| Page extract |
↓↓↓

The experimental data curves were analyzed using numerical simulations
with SpinEvolution,[58] optimizing both the
(apparent) N–H distance and exponential damping during the
R sequence mixing time. The apparent N–H distances were converted
into dipolar coupling constants (in kilohertz). As a complementary,
qualitative measure of dynamics, we performed comparative one-dimensional
(1D) 13C experiments comparing 13C direct polarization
(DP) to signals obtained via dipolar-based 1H–13C CP, under otherwise identical conditions. These two polarization
techniques have differential sensitivities to dynamics, and their
comparison has been used to gain insight into local dynamics in various
biological systems.
MAS ssNMR Solvent Exposure Measurements
To probe site-specific
proximity to the fibril surface and exposure to solvent, we used MAS
ssNMR measurements in which protons from highly mobile water molecules
are selectively used as a source of polarization. These experiments
featured a 1H–13C CP step preceded by
a 3 ms T2 relaxation filter and a variable-time 1H–1Hspin diffusion period, using a pulse
sequence as previously described.[59−61] These experiments were
performed using a range of spin diffusion periods from 0 to 7 ms,
after which the repolarization of the peptide signals was monitored
by comparing peak intensities to the unfiltered 1H–13C CP signal. These spectra were obtained at 10 kHz MAS, with
83 kHz TPPM 1H decoupling during acquisition.
Results
Structural
Analysis of the Q/P Junction
Previous studies
have shown that within monomeric peptides the C-terminal oligoPro
domain disrupts the conformational ensemble of the Pro-proximal Gln
residues by inducing PPII structure within a stretch of multiple Gln
residues.[10,11,13,30,31] To probe whether or
how this disruption of the polyQ domain is retained in fibrils, we
performed MAS ssNMR on aggregates prepared from httNTQ30P10K2 peptides featuring site-specific
labeling of residues within and beyond the C-terminal end of the polyQ
segment. We previously submitted such aggregates (with differing labeling
schemes) to TEM to show their fibrillar morphology.[27] Here we examine fibrils prepared from the LQP-labeled peptide
(Table 1) that is 13C- and 15N-labeled in Q47 and P48, which constitute the Q/P junction.
Using standard 2D ssNMR spectra (e.g., Figure 1a,b), we obtained assignments for the labeled residues. P48, which
is the first Pro of the oligoPro domain, is found to have 13C chemical shifts that match typical chemical shifts of Pro residues
in a PPII 31 helix.[62,63] Figure 2 illustrates the nearly perfect correspondence between the
P48 peaks (Figure 2a, black arrows) and the
solution NMR chemical shifts (Figure 2c) of
a PPIIoligoproline segment in the decapeptide, APSYSPPPPP,
bound by α-spectrin SH3 (Figure 2d, BMRB
entry 15013[62]). We previously[27] found that unlabeled oligoPro in httNTQ30P10K2 aggregates showed the same
shifts (Figure 2b), indicating PPII helix structure
throughout the oligoPro domain. These ssNMR data on fibrils are in
agreement with solution NMR studies of oligoPro in much shorter polyQ-containing
peptides in the monomeric state, although no 13C chemical
shifts are available for direct comparison.[30]
Figure 1
13C chemical shift assignments via 2D MAS ssNMR spectra.

↑↑↑

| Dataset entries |
↓↓↓

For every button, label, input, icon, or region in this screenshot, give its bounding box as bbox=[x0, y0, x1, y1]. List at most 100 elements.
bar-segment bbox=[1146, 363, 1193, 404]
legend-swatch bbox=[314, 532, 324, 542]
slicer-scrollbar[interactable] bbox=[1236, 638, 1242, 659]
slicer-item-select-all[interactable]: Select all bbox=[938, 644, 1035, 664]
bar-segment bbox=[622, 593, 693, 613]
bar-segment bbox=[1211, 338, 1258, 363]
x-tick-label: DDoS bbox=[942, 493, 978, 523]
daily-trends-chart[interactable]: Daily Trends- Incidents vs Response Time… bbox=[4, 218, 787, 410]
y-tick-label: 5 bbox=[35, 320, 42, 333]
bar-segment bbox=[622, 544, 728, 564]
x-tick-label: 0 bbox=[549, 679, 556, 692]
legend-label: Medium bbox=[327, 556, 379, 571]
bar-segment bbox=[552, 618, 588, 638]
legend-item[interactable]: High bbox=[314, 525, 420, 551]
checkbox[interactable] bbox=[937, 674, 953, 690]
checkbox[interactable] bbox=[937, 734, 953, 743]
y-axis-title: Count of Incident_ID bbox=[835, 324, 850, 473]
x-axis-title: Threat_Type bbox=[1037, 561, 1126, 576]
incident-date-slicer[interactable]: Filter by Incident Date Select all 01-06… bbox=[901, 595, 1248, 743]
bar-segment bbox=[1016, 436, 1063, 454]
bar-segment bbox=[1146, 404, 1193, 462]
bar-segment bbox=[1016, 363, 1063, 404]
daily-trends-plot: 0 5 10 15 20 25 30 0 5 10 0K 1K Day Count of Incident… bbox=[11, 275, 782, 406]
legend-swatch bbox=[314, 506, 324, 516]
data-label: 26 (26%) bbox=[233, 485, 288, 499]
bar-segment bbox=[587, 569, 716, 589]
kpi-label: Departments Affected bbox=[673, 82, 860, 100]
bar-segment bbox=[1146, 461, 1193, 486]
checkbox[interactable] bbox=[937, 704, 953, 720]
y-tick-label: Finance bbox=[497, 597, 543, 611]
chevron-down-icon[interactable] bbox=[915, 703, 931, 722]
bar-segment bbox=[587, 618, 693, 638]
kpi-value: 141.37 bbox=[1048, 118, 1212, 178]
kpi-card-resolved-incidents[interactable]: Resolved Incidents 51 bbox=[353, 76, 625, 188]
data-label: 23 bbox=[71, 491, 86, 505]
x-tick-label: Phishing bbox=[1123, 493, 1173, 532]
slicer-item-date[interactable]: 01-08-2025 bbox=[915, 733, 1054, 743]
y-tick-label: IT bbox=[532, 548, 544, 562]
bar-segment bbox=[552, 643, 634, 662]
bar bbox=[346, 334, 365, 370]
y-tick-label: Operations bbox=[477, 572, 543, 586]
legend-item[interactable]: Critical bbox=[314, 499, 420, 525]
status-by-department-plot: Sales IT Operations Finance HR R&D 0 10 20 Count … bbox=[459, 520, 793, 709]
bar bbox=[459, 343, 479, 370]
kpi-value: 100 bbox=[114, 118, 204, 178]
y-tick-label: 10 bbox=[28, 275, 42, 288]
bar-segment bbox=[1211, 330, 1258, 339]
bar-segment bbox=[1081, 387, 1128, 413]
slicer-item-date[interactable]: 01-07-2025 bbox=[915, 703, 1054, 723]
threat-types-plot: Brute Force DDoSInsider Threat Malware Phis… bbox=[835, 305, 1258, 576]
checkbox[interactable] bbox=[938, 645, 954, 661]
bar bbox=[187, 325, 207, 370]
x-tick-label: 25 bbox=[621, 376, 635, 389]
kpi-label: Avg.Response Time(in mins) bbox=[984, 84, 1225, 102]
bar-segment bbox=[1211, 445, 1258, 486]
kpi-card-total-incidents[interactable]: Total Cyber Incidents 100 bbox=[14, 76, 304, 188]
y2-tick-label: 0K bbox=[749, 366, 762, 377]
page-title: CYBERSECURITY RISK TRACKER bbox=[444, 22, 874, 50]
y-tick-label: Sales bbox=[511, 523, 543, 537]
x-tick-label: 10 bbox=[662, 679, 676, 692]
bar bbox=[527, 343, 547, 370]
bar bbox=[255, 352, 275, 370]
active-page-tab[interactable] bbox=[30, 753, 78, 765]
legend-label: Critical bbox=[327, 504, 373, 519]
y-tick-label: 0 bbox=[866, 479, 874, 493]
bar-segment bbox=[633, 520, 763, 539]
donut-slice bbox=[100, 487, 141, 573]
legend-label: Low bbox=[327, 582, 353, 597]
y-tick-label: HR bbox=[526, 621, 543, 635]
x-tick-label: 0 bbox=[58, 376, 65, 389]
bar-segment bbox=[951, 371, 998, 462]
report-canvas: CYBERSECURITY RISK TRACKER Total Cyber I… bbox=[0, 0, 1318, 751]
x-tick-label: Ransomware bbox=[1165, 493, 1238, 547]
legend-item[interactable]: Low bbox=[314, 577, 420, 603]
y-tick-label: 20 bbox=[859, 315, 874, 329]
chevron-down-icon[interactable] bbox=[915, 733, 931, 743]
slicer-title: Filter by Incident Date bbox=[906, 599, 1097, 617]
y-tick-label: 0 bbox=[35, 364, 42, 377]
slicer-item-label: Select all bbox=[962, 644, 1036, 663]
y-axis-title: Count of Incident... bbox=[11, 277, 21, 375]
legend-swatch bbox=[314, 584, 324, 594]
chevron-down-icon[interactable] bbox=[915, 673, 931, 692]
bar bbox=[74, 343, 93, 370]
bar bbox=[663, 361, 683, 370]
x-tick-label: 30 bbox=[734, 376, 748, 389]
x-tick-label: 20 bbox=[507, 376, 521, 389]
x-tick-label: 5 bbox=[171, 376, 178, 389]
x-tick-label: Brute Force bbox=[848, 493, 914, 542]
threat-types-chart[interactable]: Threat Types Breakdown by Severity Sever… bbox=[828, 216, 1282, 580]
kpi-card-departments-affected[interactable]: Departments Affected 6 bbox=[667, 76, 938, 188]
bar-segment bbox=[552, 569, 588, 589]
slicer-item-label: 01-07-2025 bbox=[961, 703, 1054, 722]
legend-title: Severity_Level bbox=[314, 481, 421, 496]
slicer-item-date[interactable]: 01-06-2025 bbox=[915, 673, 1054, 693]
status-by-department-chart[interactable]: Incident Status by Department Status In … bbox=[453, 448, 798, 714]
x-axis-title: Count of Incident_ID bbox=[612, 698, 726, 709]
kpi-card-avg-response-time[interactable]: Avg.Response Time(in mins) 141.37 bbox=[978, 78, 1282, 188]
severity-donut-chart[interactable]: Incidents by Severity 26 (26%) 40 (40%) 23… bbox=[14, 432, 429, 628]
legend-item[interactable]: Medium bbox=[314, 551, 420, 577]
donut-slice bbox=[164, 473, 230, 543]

↑↑↑

| Things to do |
1. Can you write out, word for word, the part of the fibril NMR excerpt that opens with the words containing "The experimental data" and closes with "biological systems."?
2. How would you sum up the fibril NMR excerpt in two sentences?

| List of answers |
1.
The experimental data curves were analyzed using numerical simulations
with SpinEvolution,[58] optimizing both the
(apparent) N–H distance and exponential damping during the
R sequence mixing time. The apparent N–H distances were converted
into dipolar coupling constants (in kilohertz). As a complementary,
qualitative measure of dynamics, we performed comparative one-dimensional
(1D) 13C experiments comparing 13C direct polarization
(DP) to signals obtained via dipolar-based 1H–13C CP, under otherwise identical conditions. These two polarization
techniques have differential sensitivities to dynamics, and their
comparison has been used to gain insight into local dynamics in various
biological systems.

2. The methods fit N–H dipolar data with SpinEvolution simulations and compared 13C direct polarization with 1H–13C CP signals to gauge dynamics, and they probed solvent exposure with MAS ssNMR that uses mobile water protons as a polarization source over spin diffusion periods of 0 to 7 ms. In fibrils of the LQP-labeled httNTQ30P10K2 peptide, P48 at the Q/P junction shows 13C chemical shifts matching a PPII helix, and the same shifts in unlabeled oligoPro indicate PPII structure throughout the oligoPro domain.